→ Page text
● ● ●

Europe which has a non-gun oriented culture, has a reputation for tolerating nudity but not violence. Hence, the export of European art films that in the U.S. often were stamped as obscene. Further, certain European over-the-air television occasionally contain nudity; however, the use would be essential to the drama or in “non-sexual” (i.e. a stripping game show).
Film distributors and theater owners in the United States adopted in 1968 a rating system devised by the Motion Picture Association of America that determined a film’s suitability for younger viewers. Initially, there were four categories, G (General Audiences), M ( Mature Audiences) , R (Under 17 requires a parent or adult permission/accompany them); and X, no one under 18 admitted. When violence occasionally tipped the edge to an “X” rating (Stanley Kubrick’s “Clockwork Orange) for a mixture of sex and violence, pressure began to “edit” the film to achieve an “R” rating, as the “X” category became synonymous for a “porno” flick. Eventually, the unrated, adult movie houses called their films “XXX.”

● ● ●

→ Extracted material
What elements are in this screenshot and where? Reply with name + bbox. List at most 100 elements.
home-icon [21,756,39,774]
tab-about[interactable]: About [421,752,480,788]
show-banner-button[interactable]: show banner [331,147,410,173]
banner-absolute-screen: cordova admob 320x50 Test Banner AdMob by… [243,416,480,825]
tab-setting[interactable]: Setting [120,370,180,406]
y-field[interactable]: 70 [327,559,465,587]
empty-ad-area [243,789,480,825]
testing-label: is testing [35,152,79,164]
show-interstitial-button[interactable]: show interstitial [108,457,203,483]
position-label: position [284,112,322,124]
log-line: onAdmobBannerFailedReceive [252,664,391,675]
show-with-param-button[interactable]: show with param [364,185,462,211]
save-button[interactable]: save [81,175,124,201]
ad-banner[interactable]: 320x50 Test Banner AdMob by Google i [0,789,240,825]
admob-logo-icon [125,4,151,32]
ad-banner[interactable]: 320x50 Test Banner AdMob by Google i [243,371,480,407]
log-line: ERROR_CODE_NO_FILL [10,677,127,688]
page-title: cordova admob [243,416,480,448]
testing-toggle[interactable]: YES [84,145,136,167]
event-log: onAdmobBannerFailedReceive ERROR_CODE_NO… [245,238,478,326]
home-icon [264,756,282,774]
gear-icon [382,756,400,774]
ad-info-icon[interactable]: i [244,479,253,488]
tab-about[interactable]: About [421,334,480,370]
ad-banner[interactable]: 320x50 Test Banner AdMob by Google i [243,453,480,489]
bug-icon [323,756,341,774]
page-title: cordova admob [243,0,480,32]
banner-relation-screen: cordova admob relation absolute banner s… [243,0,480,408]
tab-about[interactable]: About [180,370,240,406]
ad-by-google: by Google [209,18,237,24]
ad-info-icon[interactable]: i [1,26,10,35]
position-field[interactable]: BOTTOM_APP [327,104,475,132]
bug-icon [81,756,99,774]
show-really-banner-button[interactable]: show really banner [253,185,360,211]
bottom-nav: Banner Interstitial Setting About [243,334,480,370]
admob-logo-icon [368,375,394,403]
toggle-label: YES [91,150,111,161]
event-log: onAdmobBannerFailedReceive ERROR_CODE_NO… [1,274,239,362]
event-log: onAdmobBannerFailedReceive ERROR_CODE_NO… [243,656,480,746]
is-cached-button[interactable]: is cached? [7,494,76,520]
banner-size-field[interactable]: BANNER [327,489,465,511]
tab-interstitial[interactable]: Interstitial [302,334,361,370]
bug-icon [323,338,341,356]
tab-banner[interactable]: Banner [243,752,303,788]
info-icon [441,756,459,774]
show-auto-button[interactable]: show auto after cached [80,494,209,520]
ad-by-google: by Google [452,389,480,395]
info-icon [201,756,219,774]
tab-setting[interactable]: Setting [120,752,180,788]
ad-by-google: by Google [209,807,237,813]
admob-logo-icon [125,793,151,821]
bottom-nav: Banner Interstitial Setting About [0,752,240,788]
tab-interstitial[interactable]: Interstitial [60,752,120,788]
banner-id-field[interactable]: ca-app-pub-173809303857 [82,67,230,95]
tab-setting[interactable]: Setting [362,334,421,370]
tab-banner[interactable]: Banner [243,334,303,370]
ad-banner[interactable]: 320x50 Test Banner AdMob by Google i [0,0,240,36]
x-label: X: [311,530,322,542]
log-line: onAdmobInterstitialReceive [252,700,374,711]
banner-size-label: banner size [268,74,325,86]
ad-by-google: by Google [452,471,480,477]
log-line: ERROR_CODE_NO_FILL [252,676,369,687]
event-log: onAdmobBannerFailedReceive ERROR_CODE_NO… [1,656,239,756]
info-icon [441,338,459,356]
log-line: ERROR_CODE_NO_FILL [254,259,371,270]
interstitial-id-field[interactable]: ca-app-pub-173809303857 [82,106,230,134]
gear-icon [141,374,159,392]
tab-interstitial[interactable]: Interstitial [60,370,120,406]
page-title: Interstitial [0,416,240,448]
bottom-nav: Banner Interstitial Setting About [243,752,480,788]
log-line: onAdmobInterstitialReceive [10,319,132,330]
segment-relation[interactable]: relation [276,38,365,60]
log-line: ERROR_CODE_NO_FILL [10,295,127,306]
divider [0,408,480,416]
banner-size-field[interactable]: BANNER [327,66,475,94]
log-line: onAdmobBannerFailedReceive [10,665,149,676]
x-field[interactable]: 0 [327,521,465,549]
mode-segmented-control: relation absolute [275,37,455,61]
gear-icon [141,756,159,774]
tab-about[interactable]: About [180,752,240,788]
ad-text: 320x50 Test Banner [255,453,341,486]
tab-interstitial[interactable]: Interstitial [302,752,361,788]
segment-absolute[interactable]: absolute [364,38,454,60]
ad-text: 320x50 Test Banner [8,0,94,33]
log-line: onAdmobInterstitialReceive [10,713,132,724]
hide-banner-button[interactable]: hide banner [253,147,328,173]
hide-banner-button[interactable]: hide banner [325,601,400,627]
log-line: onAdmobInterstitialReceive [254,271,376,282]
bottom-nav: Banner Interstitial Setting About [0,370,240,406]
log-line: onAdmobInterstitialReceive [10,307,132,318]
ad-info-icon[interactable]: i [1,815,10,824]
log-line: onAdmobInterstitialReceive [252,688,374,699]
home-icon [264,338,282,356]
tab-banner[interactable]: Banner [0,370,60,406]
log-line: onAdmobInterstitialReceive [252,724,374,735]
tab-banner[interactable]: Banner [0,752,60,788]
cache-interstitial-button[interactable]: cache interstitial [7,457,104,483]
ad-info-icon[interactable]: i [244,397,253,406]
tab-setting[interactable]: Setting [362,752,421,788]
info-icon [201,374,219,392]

● ● ●

→ The problem
Answer from the text on film ratings:
1. What reputation does it give Europe regarding nudity and violence?
2. In what year did U.S. film distributors and theater owners adopt the MPAA rating system?
3. What did the unrated adult movie houses eventually call their films?

→ Solution below
1. A reputation for tolerating nudity but not violence.
2. 1968.
3. "XXX."